Listes d'éléments et de zones:
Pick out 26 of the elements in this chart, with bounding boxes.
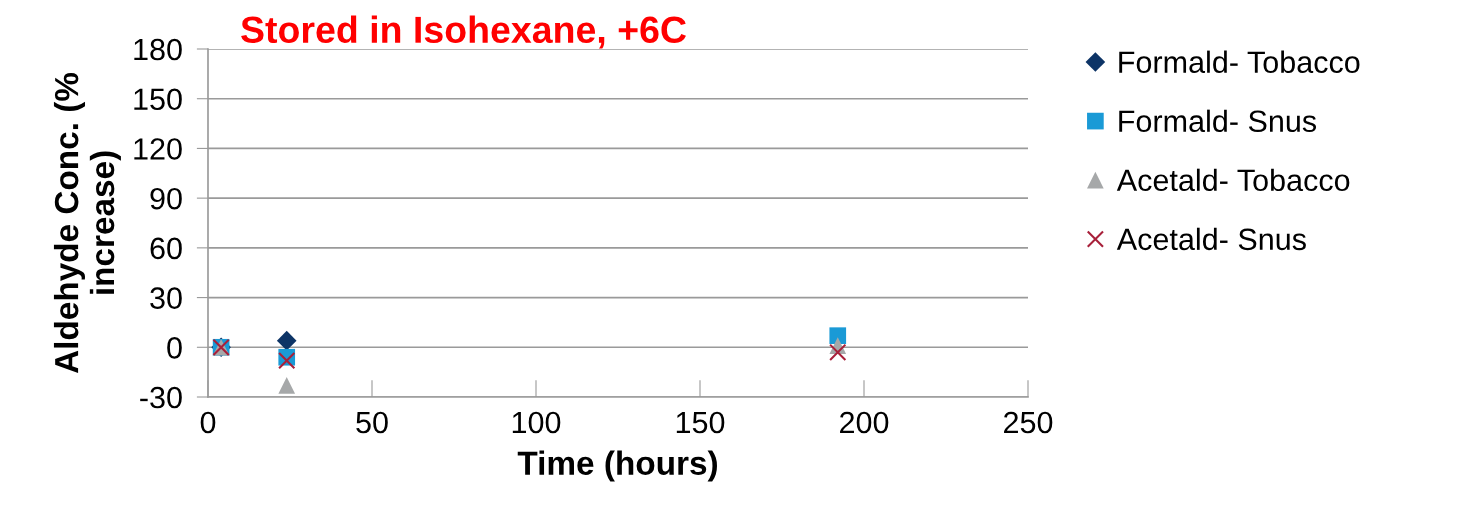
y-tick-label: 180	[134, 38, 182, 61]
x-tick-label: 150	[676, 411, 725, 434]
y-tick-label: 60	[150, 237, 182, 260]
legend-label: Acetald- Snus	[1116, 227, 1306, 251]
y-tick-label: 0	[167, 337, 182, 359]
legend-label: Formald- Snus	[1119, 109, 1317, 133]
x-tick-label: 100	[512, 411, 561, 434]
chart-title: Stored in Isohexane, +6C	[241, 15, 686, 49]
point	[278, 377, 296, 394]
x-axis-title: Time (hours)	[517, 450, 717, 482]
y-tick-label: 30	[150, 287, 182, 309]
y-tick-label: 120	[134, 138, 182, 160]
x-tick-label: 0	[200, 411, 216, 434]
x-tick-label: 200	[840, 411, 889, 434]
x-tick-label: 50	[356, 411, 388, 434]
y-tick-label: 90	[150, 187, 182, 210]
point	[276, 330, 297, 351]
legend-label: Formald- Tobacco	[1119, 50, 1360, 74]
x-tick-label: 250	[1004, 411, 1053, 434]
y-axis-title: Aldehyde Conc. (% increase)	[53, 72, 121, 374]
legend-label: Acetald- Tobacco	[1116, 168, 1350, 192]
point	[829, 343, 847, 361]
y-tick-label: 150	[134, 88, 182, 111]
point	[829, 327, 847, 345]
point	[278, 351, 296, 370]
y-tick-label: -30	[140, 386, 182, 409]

* * *

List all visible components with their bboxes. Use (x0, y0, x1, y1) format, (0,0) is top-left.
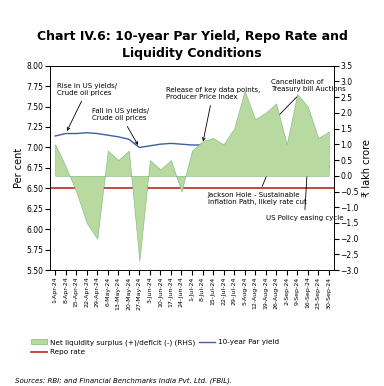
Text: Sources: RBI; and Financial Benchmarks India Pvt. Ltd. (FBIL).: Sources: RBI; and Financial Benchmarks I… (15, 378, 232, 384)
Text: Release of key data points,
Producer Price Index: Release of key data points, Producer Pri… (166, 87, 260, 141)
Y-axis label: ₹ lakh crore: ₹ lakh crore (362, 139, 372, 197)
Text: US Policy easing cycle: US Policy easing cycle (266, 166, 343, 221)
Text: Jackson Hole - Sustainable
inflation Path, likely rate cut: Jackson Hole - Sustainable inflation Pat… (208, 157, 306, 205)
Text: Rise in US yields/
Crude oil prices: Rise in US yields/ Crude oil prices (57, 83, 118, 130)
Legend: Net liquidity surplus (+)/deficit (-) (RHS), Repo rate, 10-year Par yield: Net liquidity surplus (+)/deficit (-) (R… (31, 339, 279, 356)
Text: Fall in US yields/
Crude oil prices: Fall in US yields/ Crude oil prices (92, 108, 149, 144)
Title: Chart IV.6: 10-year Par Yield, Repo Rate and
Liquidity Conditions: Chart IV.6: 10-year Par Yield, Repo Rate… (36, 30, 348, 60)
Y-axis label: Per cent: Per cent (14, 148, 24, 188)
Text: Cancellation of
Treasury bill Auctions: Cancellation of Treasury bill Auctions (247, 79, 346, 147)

Tâche à réaliser: Présentez sous forme de tableau Markdown, avec les colonnes « N° » et « Ligne », les lignes des enregistrements allant de celle qui contient "Pick out 26" jusqu'à celle qui contient "386, 182, 409]", les deux incluses, sans les lignes vides. Laissez les images de côté.

Réponse:
| N° | Ligne |
|---|---|
| 1 | Pick out 26 of the elements in this chart, with bounding boxes. |
| 2 | y-tick-label: 180	[134, 38, 182, 61] |
| 3 | x-tick-label: 150	[676, 411, 725, 434] |
| 4 | y-tick-label: 60	[150, 237, 182, 260] |
| 5 | legend-label: Acetald- Snus	[1116, 227, 1306, 251] |
| 6 | y-tick-label: 0	[167, 337, 182, 359] |
| 7 | legend-label: Formald- Snus	[1119, 109, 1317, 133] |
| 8 | x-tick-label: 100	[512, 411, 561, 434] |
| 9 | chart-title: Stored in Isohexane, +6C	[241, 15, 686, 49] |
| 10 | point	[278, 377, 296, 394] |
| 11 | x-axis-title: Time (hours)	[517, 450, 717, 482] |
| 12 | y-tick-label: 30	[150, 287, 182, 309] |
| 13 | y-tick-label: 120	[134, 138, 182, 160] |
| 14 | x-tick-label: 0	[200, 411, 216, 434] |
| 15 | x-tick-label: 200	[840, 411, 889, 434] |
| 16 | x-tick-label: 50	[356, 411, 388, 434] |
| 17 | y-tick-label: 90	[150, 187, 182, 210] |
| 18 | point	[276, 330, 297, 351] |
| 19 | legend-label: Formald- Tobacco	[1119, 50, 1360, 74] |
| 20 | x-tick-label: 250	[1004, 411, 1053, 434] |
| 21 | y-axis-title: Aldehyde Conc. (% increase)	[53, 72, 121, 374] |
| 22 | legend-label: Acetald- Tobacco	[1116, 168, 1350, 192] |
| 23 | point	[829, 343, 847, 361] |
| 24 | y-tick-label: 150	[134, 88, 182, 111] |
| 25 | point	[829, 327, 847, 345] |
| 26 | point	[278, 351, 296, 370] |
| 27 | y-tick-label: -30	[140, 386, 182, 409] |